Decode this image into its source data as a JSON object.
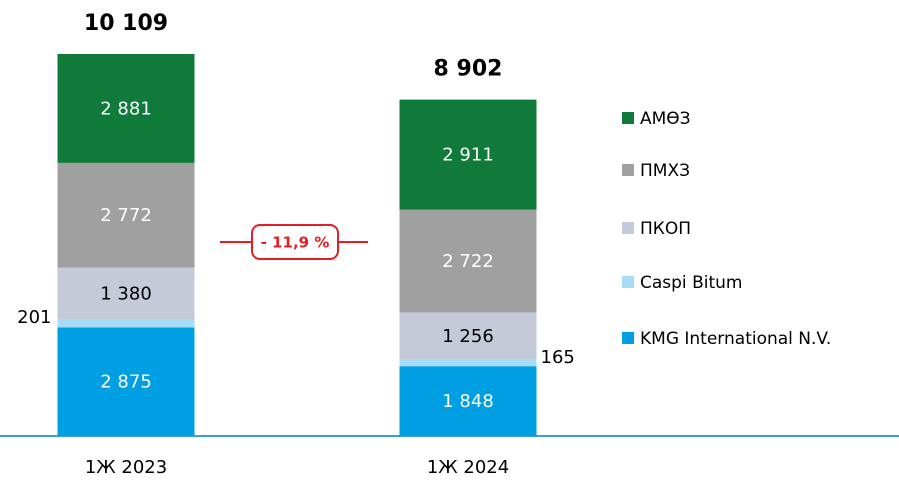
{
  "chart_data": {
    "type": "stacked-bar",
    "categories": [
      "1Ж 2023",
      "1Ж 2024"
    ],
    "series": [
      {
        "name": "KMG International N.V.",
        "color": "#009fe3",
        "label_color": "#ffffff",
        "values": [
          2875,
          1848
        ],
        "value_labels": [
          "2 875",
          "1 848"
        ]
      },
      {
        "name": "Caspi Bitum",
        "color": "#a6dcf5",
        "label_color": "#000000",
        "values": [
          201,
          165
        ],
        "value_labels": [
          "201",
          "165"
        ]
      },
      {
        "name": "ПКОП",
        "color": "#c5cad9",
        "label_color": "#000000",
        "values": [
          1380,
          1256
        ],
        "value_labels": [
          "1 380",
          "1 256"
        ]
      },
      {
        "name": "ПМХЗ",
        "color": "#a0a0a0",
        "label_color": "#ffffff",
        "values": [
          2772,
          2722
        ],
        "value_labels": [
          "2 772",
          "2 722"
        ]
      },
      {
        "name": "АМӨЗ",
        "color": "#0f7a3a",
        "label_color": "#ffffff",
        "values": [
          2881,
          2911
        ],
        "value_labels": [
          "2 881",
          "2 911"
        ]
      }
    ],
    "totals": [
      10109,
      8902
    ],
    "total_labels": [
      "10 109",
      "8 902"
    ],
    "annotation": "- 11,9 %",
    "legend": "right"
  }
}
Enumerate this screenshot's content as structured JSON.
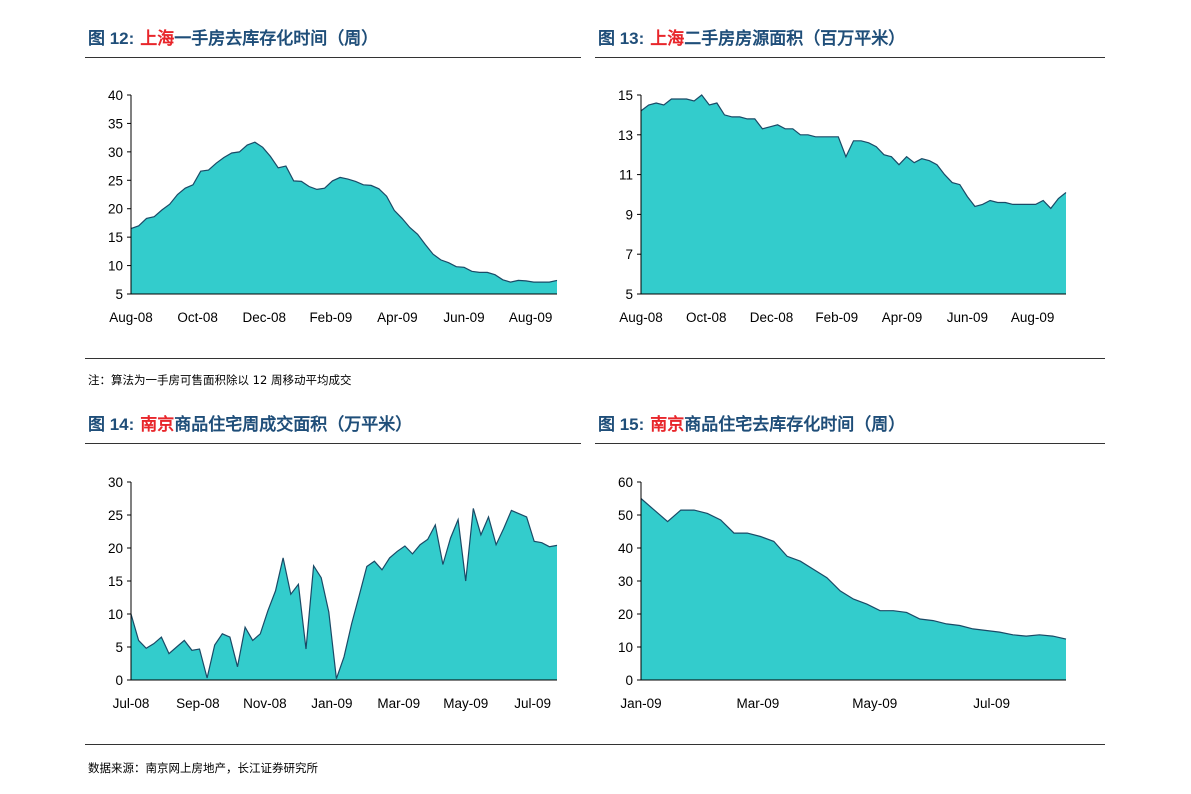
{
  "panels": [
    {
      "fig": "图 12:",
      "city": "上海",
      "rest": "一手房去库存化时间（周）"
    },
    {
      "fig": "图 13:",
      "city": "上海",
      "rest": "二手房房源面积（百万平米）"
    },
    {
      "fig": "图 14:",
      "city": "南京",
      "rest": "商品住宅周成交面积（万平米）"
    },
    {
      "fig": "图 15:",
      "city": "南京",
      "rest": "商品住宅去库存化时间（周）"
    }
  ],
  "notes": {
    "note1": "注：算法为一手房可售面积除以 12 周移动平均成交",
    "source": "数据来源：南京网上房地产，长江证券研究所"
  },
  "colors": {
    "fill": "#33cccc",
    "line": "#1a4a66",
    "title": "#1f4e79",
    "accent": "#e8262b"
  },
  "chart_data": [
    {
      "type": "area",
      "ylim": [
        5,
        40
      ],
      "yticks": [
        5,
        10,
        15,
        20,
        25,
        30,
        35,
        40
      ],
      "xtick_labels": [
        "Aug-08",
        "Oct-08",
        "Dec-08",
        "Feb-09",
        "Apr-09",
        "Jun-09",
        "Aug-09"
      ],
      "xtick_index": [
        0,
        8.6,
        17.2,
        25.8,
        34.4,
        43.0,
        51.6
      ],
      "values": [
        16.5,
        17,
        18.3,
        18.6,
        19.8,
        20.8,
        22.5,
        23.6,
        24.2,
        26.6,
        26.8,
        28,
        29,
        29.8,
        30,
        31.2,
        31.7,
        30.8,
        29.2,
        27.2,
        27.5,
        24.9,
        24.8,
        23.9,
        23.4,
        23.6,
        24.9,
        25.5,
        25.2,
        24.8,
        24.2,
        24.1,
        23.5,
        22.2,
        19.7,
        18.3,
        16.7,
        15.5,
        13.7,
        12,
        11,
        10.5,
        9.8,
        9.7,
        9,
        8.8,
        8.8,
        8.4,
        7.5,
        7.1,
        7.4,
        7.3,
        7.1,
        7.1,
        7.1,
        7.4
      ]
    },
    {
      "type": "area",
      "ylim": [
        5,
        15
      ],
      "yticks": [
        5,
        7,
        9,
        11,
        13,
        15
      ],
      "xtick_labels": [
        "Aug-08",
        "Oct-08",
        "Dec-08",
        "Feb-09",
        "Apr-09",
        "Jun-09",
        "Aug-09"
      ],
      "xtick_index": [
        0,
        8.6,
        17.2,
        25.8,
        34.4,
        43.0,
        51.6
      ],
      "values": [
        14.2,
        14.5,
        14.6,
        14.5,
        14.8,
        14.8,
        14.8,
        14.7,
        15,
        14.5,
        14.6,
        14,
        13.9,
        13.9,
        13.8,
        13.8,
        13.3,
        13.4,
        13.5,
        13.3,
        13.3,
        13,
        13,
        12.9,
        12.9,
        12.9,
        12.9,
        11.9,
        12.7,
        12.7,
        12.6,
        12.4,
        12,
        11.9,
        11.5,
        11.9,
        11.6,
        11.8,
        11.7,
        11.5,
        11,
        10.6,
        10.5,
        9.9,
        9.4,
        9.5,
        9.7,
        9.6,
        9.6,
        9.5,
        9.5,
        9.5,
        9.5,
        9.7,
        9.3,
        9.8,
        10.1
      ]
    },
    {
      "type": "area",
      "ylim": [
        0,
        30
      ],
      "yticks": [
        0,
        5,
        10,
        15,
        20,
        25,
        30
      ],
      "xtick_labels": [
        "Jul-08",
        "Sep-08",
        "Nov-08",
        "Jan-09",
        "Mar-09",
        "May-09",
        "Jul-09"
      ],
      "xtick_index": [
        0,
        8.8,
        17.6,
        26.4,
        35.2,
        44.0,
        52.8
      ],
      "values": [
        10,
        6,
        4.8,
        5.5,
        6.5,
        4,
        5,
        6,
        4.5,
        4.7,
        0.3,
        5.3,
        7,
        6.5,
        2,
        8,
        6,
        7,
        10.5,
        13.5,
        18.5,
        13,
        14.5,
        4.7,
        17.3,
        15.5,
        10.3,
        0.2,
        3.5,
        8.5,
        12.8,
        17.2,
        18,
        16.7,
        18.5,
        19.5,
        20.3,
        19.1,
        20.5,
        21.3,
        23.5,
        17.5,
        21.5,
        24.3,
        15,
        26,
        22,
        24.7,
        20.5,
        23,
        25.7,
        25.2,
        24.7,
        21,
        20.8,
        20.2,
        20.4
      ]
    },
    {
      "type": "area",
      "ylim": [
        0,
        60
      ],
      "yticks": [
        0,
        10,
        20,
        30,
        40,
        50,
        60
      ],
      "xtick_labels": [
        "Jan-09",
        "Mar-09",
        "May-09",
        "Jul-09"
      ],
      "xtick_index": [
        0,
        8.8,
        17.6,
        26.4
      ],
      "values": [
        55,
        51.5,
        48,
        51.5,
        51.5,
        50.5,
        48.5,
        44.5,
        44.5,
        43.5,
        42,
        37.5,
        36,
        33.5,
        31,
        27,
        24.5,
        23,
        21,
        21,
        20.5,
        18.5,
        18,
        17,
        16.5,
        15.5,
        15,
        14.5,
        13.7,
        13.3,
        13.7,
        13.3,
        12.4
      ]
    }
  ]
}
________
- [What is being asked]:
For each line in the data above that contains the string "name", extract the line.

- [Exercise output]:
        "name": "KMG International N.V.",
        "name": "Caspi Bitum",
        "name": "ПКОП",
        "name": "ПМХЗ",
        "name": "АМӨЗ",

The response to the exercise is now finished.